▸ To be done: Return all lines that include the string "title".
++++++++++
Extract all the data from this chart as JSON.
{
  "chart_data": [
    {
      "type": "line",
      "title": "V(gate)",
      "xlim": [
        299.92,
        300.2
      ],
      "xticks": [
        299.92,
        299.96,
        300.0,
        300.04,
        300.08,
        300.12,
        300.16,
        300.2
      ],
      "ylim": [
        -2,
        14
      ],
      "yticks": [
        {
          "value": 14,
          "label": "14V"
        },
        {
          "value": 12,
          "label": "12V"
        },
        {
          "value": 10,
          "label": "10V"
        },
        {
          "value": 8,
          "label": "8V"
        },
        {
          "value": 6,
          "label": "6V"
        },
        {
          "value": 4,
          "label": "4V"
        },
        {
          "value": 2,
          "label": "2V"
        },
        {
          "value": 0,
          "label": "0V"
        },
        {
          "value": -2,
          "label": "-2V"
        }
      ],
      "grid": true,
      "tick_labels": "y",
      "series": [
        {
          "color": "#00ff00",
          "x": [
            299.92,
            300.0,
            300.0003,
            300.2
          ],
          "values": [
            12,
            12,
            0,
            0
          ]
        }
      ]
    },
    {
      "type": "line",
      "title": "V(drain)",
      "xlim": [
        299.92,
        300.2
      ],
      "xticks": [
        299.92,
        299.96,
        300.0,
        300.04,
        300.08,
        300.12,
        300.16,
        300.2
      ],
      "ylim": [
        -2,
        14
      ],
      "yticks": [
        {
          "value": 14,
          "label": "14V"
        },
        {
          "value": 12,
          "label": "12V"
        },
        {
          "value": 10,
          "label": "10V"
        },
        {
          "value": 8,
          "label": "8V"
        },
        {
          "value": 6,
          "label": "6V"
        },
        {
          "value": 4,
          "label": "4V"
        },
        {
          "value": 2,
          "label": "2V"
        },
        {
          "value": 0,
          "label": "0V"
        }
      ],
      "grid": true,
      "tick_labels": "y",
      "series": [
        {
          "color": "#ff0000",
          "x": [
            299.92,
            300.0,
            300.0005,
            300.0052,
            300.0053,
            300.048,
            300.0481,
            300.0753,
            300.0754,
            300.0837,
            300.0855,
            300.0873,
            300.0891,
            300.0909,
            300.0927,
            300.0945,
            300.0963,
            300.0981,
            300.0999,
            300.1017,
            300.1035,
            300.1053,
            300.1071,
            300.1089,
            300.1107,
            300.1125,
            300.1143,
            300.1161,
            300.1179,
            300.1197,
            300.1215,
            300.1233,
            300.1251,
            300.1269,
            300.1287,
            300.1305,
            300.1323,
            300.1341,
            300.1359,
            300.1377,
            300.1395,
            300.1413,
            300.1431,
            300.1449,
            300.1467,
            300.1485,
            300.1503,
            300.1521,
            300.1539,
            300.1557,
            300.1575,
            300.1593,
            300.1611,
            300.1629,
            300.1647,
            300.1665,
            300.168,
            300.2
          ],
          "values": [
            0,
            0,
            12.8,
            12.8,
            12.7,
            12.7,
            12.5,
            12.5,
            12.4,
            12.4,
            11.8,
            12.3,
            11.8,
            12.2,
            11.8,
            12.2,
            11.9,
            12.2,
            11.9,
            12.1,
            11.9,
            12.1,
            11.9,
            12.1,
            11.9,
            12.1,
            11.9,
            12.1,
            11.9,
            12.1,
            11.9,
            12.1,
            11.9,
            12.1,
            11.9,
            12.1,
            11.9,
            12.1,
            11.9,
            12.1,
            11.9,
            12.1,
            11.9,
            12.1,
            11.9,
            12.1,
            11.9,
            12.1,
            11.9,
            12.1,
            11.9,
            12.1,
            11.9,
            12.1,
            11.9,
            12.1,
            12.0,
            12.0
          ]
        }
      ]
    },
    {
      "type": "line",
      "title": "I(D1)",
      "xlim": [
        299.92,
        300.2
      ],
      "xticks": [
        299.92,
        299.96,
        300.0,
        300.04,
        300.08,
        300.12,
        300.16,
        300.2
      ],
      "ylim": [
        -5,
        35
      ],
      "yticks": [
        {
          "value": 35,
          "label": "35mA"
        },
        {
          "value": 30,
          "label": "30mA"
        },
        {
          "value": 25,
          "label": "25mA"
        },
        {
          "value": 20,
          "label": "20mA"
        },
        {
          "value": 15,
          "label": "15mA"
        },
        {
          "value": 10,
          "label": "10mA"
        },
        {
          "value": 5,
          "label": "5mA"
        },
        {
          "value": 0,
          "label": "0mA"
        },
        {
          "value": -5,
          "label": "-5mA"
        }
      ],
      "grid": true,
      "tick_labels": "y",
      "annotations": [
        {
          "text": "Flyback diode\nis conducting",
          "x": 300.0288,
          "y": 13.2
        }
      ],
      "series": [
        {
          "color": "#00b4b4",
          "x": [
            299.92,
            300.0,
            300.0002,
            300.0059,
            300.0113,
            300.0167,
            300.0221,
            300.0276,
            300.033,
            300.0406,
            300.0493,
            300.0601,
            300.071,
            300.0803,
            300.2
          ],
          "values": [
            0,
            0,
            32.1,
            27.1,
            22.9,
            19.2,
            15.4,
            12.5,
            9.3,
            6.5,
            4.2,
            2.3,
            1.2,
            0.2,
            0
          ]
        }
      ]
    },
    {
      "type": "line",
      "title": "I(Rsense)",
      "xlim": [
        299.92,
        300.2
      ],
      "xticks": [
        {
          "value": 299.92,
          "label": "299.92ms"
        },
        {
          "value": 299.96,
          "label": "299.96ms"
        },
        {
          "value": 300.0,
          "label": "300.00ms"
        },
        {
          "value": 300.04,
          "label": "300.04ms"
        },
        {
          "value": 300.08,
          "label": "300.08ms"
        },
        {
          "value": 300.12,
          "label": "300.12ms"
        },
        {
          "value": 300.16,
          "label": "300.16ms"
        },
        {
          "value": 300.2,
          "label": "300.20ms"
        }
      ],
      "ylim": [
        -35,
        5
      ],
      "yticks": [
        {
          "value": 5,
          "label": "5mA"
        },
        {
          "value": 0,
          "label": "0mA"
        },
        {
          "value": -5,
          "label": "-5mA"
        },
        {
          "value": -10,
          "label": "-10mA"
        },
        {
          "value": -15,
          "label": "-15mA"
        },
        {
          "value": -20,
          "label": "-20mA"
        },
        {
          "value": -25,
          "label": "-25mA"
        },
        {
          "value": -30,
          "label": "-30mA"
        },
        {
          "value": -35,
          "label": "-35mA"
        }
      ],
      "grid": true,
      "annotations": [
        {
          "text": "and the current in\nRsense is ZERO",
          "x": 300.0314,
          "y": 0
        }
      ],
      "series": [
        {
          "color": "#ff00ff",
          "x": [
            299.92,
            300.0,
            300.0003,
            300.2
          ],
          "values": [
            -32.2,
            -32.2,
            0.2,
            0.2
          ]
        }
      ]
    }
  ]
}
++++++++++
▸ Finished task:
      "title": "V(gate)",
      "title": "V(drain)",
      "title": "I(D1)",
      "title": "I(Rsense)",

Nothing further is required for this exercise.